# GOAL
Copy everything in the data below exactly except the pictures.

# MATERIAL FOR THIS EXERCISE
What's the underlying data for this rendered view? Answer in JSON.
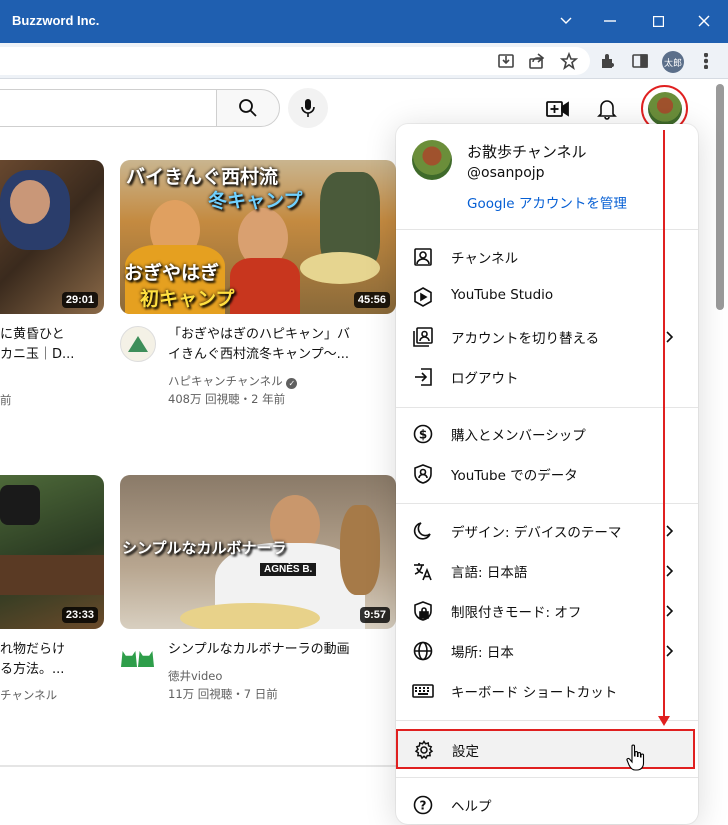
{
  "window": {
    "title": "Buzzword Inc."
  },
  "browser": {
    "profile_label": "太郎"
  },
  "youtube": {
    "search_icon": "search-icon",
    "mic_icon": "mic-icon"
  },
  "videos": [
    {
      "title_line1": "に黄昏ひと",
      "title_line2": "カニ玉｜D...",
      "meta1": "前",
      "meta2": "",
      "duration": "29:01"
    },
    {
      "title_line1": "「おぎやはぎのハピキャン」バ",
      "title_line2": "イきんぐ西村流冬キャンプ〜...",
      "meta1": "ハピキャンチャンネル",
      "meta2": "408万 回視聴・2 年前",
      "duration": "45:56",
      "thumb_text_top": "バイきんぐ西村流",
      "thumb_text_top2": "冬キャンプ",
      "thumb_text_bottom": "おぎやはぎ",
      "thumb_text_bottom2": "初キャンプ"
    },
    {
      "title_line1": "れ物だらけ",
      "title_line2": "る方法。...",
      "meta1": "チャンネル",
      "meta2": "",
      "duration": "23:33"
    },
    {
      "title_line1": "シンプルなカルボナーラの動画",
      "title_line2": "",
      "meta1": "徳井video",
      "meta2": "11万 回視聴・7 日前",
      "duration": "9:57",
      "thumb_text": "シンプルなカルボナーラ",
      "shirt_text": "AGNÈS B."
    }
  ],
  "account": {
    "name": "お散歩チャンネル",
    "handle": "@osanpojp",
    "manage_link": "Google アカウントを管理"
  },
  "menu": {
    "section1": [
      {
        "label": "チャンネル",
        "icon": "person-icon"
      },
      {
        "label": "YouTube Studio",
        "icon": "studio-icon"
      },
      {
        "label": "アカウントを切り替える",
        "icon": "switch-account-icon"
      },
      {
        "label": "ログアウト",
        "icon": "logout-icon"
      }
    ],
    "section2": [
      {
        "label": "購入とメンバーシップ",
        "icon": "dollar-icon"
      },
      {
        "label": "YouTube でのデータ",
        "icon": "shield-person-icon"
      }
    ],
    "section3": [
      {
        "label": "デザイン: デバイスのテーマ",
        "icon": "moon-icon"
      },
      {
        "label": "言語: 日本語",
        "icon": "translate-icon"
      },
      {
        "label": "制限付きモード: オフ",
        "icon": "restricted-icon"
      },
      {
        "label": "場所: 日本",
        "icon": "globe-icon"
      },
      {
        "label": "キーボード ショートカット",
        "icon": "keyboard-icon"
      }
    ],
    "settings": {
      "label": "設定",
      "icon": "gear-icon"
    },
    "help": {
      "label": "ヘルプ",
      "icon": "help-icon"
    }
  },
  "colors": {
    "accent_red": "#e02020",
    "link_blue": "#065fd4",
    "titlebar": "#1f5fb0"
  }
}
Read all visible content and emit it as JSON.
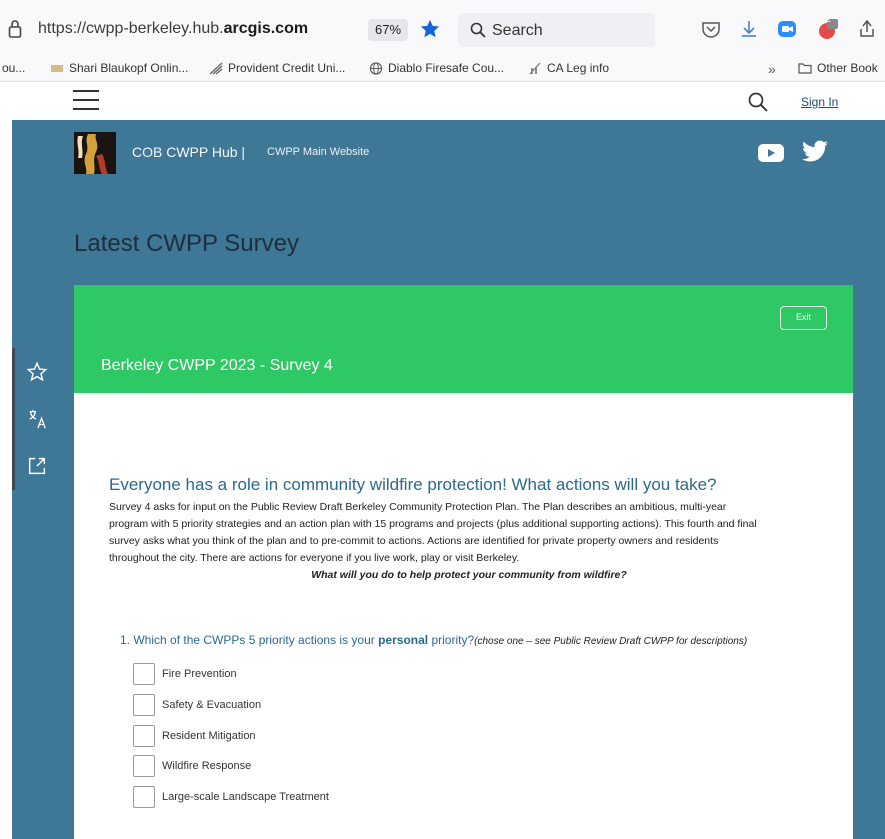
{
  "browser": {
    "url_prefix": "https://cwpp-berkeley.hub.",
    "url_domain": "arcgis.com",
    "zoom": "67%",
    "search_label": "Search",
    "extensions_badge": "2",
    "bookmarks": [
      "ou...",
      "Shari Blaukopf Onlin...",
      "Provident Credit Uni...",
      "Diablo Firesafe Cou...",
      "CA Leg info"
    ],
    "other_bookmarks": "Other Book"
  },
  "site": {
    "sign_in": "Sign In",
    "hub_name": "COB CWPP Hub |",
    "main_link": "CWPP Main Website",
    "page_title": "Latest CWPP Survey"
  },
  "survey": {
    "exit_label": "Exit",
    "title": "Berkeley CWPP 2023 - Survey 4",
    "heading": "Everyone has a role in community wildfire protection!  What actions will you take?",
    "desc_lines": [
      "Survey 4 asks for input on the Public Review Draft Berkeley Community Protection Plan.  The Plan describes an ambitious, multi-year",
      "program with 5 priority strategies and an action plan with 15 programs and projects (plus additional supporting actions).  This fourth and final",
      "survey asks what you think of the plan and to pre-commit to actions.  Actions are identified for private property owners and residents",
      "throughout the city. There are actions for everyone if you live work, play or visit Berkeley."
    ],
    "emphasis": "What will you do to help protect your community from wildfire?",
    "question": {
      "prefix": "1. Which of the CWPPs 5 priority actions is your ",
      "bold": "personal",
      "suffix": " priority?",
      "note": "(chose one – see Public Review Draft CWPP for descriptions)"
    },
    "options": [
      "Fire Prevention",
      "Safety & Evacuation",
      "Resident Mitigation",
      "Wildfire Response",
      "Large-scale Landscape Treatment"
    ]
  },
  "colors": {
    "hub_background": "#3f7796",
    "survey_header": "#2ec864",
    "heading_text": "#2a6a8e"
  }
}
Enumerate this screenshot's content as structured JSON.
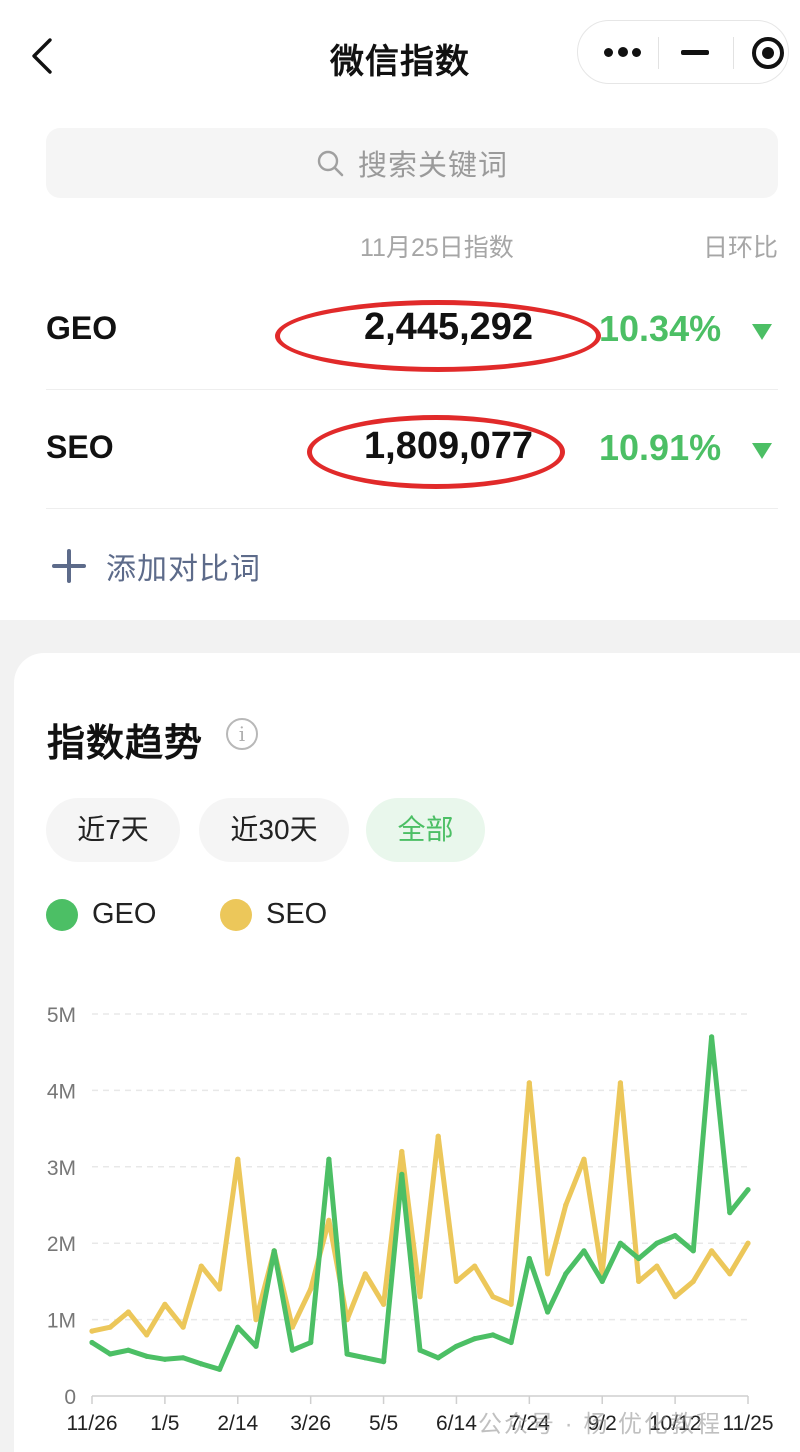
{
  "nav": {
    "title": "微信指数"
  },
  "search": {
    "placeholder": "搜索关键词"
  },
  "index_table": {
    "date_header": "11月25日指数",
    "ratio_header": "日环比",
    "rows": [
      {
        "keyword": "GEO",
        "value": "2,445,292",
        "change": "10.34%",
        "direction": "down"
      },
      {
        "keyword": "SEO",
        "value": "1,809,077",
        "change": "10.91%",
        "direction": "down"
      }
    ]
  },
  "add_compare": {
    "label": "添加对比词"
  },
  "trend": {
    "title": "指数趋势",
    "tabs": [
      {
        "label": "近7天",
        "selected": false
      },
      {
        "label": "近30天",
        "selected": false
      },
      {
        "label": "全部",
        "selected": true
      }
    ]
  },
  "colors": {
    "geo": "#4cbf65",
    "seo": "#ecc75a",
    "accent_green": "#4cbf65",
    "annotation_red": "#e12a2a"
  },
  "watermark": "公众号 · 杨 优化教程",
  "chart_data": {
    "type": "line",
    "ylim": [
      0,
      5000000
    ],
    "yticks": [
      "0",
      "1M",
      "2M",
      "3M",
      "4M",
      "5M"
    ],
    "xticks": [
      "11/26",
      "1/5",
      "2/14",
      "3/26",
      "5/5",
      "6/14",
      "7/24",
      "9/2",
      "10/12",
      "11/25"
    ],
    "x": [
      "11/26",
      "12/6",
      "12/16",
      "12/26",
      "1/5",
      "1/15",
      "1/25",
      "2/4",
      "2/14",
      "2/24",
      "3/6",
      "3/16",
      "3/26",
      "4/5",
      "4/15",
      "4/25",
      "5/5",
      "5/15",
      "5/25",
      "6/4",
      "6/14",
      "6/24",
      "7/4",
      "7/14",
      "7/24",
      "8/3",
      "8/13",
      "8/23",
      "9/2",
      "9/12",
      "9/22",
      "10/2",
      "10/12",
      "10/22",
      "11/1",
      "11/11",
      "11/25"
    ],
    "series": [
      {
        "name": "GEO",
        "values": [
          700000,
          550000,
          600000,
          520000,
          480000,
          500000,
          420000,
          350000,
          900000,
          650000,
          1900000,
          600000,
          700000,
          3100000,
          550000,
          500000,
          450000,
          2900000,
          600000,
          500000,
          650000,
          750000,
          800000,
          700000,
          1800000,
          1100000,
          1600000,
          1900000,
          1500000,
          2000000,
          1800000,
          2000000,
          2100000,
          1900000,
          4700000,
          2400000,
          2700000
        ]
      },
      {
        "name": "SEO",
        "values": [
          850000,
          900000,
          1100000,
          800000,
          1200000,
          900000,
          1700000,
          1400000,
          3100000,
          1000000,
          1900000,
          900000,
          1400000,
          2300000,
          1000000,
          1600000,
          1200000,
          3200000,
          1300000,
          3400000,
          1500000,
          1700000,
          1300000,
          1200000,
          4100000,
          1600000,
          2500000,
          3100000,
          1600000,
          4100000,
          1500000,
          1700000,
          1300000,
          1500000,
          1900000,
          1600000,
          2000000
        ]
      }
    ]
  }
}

# THE REPLY
What's the underlying data for this rendered view? Answer in JSON.
{
  "window": {
    "title": "Buzzword Inc."
  },
  "browser": {
    "profile_label": "太郎"
  },
  "youtube": {
    "search_icon": "search-icon",
    "mic_icon": "mic-icon"
  },
  "videos": [
    {
      "title_line1": "に黄昏ひと",
      "title_line2": "カニ玉｜D...",
      "meta1": "前",
      "meta2": "",
      "duration": "29:01"
    },
    {
      "title_line1": "「おぎやはぎのハピキャン」バ",
      "title_line2": "イきんぐ西村流冬キャンプ〜...",
      "meta1": "ハピキャンチャンネル",
      "meta2": "408万 回視聴・2 年前",
      "duration": "45:56",
      "thumb_text_top": "バイきんぐ西村流",
      "thumb_text_top2": "冬キャンプ",
      "thumb_text_bottom": "おぎやはぎ",
      "thumb_text_bottom2": "初キャンプ"
    },
    {
      "title_line1": "れ物だらけ",
      "title_line2": "る方法。...",
      "meta1": "チャンネル",
      "meta2": "",
      "duration": "23:33"
    },
    {
      "title_line1": "シンプルなカルボナーラの動画",
      "title_line2": "",
      "meta1": "徳井video",
      "meta2": "11万 回視聴・7 日前",
      "duration": "9:57",
      "thumb_text": "シンプルなカルボナーラ",
      "shirt_text": "AGNÈS B."
    }
  ],
  "account": {
    "name": "お散歩チャンネル",
    "handle": "@osanpojp",
    "manage_link": "Google アカウントを管理"
  },
  "menu": {
    "section1": [
      {
        "label": "チャンネル",
        "icon": "person-icon"
      },
      {
        "label": "YouTube Studio",
        "icon": "studio-icon"
      },
      {
        "label": "アカウントを切り替える",
        "icon": "switch-account-icon"
      },
      {
        "label": "ログアウト",
        "icon": "logout-icon"
      }
    ],
    "section2": [
      {
        "label": "購入とメンバーシップ",
        "icon": "dollar-icon"
      },
      {
        "label": "YouTube でのデータ",
        "icon": "shield-person-icon"
      }
    ],
    "section3": [
      {
        "label": "デザイン: デバイスのテーマ",
        "icon": "moon-icon"
      },
      {
        "label": "言語: 日本語",
        "icon": "translate-icon"
      },
      {
        "label": "制限付きモード: オフ",
        "icon": "restricted-icon"
      },
      {
        "label": "場所: 日本",
        "icon": "globe-icon"
      },
      {
        "label": "キーボード ショートカット",
        "icon": "keyboard-icon"
      }
    ],
    "settings": {
      "label": "設定",
      "icon": "gear-icon"
    },
    "help": {
      "label": "ヘルプ",
      "icon": "help-icon"
    }
  },
  "colors": {
    "accent_red": "#e02020",
    "link_blue": "#065fd4",
    "titlebar": "#1f5fb0"
  }
}
Read all visible content and emit it as JSON.
{
  "browser": {
    "url_prefix": "https://cwpp-berkeley.hub.",
    "url_domain": "arcgis.com",
    "zoom": "67%",
    "search_label": "Search",
    "extensions_badge": "2",
    "bookmarks": [
      "ou...",
      "Shari Blaukopf Onlin...",
      "Provident Credit Uni...",
      "Diablo Firesafe Cou...",
      "CA Leg info"
    ],
    "other_bookmarks": "Other Book"
  },
  "site": {
    "sign_in": "Sign In",
    "hub_name": "COB CWPP Hub |",
    "main_link": "CWPP Main Website",
    "page_title": "Latest CWPP Survey"
  },
  "survey": {
    "exit_label": "Exit",
    "title": "Berkeley CWPP 2023 - Survey 4",
    "heading": "Everyone has a role in community wildfire protection!  What actions will you take?",
    "desc_lines": [
      "Survey 4 asks for input on the Public Review Draft Berkeley Community Protection Plan.  The Plan describes an ambitious, multi-year",
      "program with 5 priority strategies and an action plan with 15 programs and projects (plus additional supporting actions).  This fourth and final",
      "survey asks what you think of the plan and to pre-commit to actions.  Actions are identified for private property owners and residents",
      "throughout the city. There are actions for everyone if you live work, play or visit Berkeley."
    ],
    "emphasis": "What will you do to help protect your community from wildfire?",
    "question": {
      "prefix": "1. Which of the CWPPs 5 priority actions is your ",
      "bold": "personal",
      "suffix": " priority?",
      "note": "(chose one – see Public Review Draft CWPP for descriptions)"
    },
    "options": [
      "Fire Prevention",
      "Safety & Evacuation",
      "Resident Mitigation",
      "Wildfire Response",
      "Large-scale Landscape Treatment"
    ]
  },
  "colors": {
    "hub_background": "#3f7796",
    "survey_header": "#2ec864",
    "heading_text": "#2a6a8e"
  }
}
Enumerate this screenshot's content as structured JSON.
{
  "nav": {
    "title": "微信指数"
  },
  "search": {
    "placeholder": "搜索关键词"
  },
  "index_table": {
    "date_header": "11月25日指数",
    "ratio_header": "日环比",
    "rows": [
      {
        "keyword": "GEO",
        "value": "2,445,292",
        "change": "10.34%",
        "direction": "down"
      },
      {
        "keyword": "SEO",
        "value": "1,809,077",
        "change": "10.91%",
        "direction": "down"
      }
    ]
  },
  "add_compare": {
    "label": "添加对比词"
  },
  "trend": {
    "title": "指数趋势",
    "tabs": [
      {
        "label": "近7天",
        "selected": false
      },
      {
        "label": "近30天",
        "selected": false
      },
      {
        "label": "全部",
        "selected": true
      }
    ]
  },
  "colors": {
    "geo": "#4cbf65",
    "seo": "#ecc75a",
    "accent_green": "#4cbf65",
    "annotation_red": "#e12a2a"
  },
  "watermark": "公众号 · 杨 优化教程",
  "chart_data": {
    "type": "line",
    "ylim": [
      0,
      5000000
    ],
    "yticks": [
      "0",
      "1M",
      "2M",
      "3M",
      "4M",
      "5M"
    ],
    "xticks": [
      "11/26",
      "1/5",
      "2/14",
      "3/26",
      "5/5",
      "6/14",
      "7/24",
      "9/2",
      "10/12",
      "11/25"
    ],
    "x": [
      "11/26",
      "12/6",
      "12/16",
      "12/26",
      "1/5",
      "1/15",
      "1/25",
      "2/4",
      "2/14",
      "2/24",
      "3/6",
      "3/16",
      "3/26",
      "4/5",
      "4/15",
      "4/25",
      "5/5",
      "5/15",
      "5/25",
      "6/4",
      "6/14",
      "6/24",
      "7/4",
      "7/14",
      "7/24",
      "8/3",
      "8/13",
      "8/23",
      "9/2",
      "9/12",
      "9/22",
      "10/2",
      "10/12",
      "10/22",
      "11/1",
      "11/11",
      "11/25"
    ],
    "series": [
      {
        "name": "GEO",
        "values": [
          700000,
          550000,
          600000,
          520000,
          480000,
          500000,
          420000,
          350000,
          900000,
          650000,
          1900000,
          600000,
          700000,
          3100000,
          550000,
          500000,
          450000,
          2900000,
          600000,
          500000,
          650000,
          750000,
          800000,
          700000,
          1800000,
          1100000,
          1600000,
          1900000,
          1500000,
          2000000,
          1800000,
          2000000,
          2100000,
          1900000,
          4700000,
          2400000,
          2700000
        ]
      },
      {
        "name": "SEO",
        "values": [
          850000,
          900000,
          1100000,
          800000,
          1200000,
          900000,
          1700000,
          1400000,
          3100000,
          1000000,
          1900000,
          900000,
          1400000,
          2300000,
          1000000,
          1600000,
          1200000,
          3200000,
          1300000,
          3400000,
          1500000,
          1700000,
          1300000,
          1200000,
          4100000,
          1600000,
          2500000,
          3100000,
          1600000,
          4100000,
          1500000,
          1700000,
          1300000,
          1500000,
          1900000,
          1600000,
          2000000
        ]
      }
    ]
  }
}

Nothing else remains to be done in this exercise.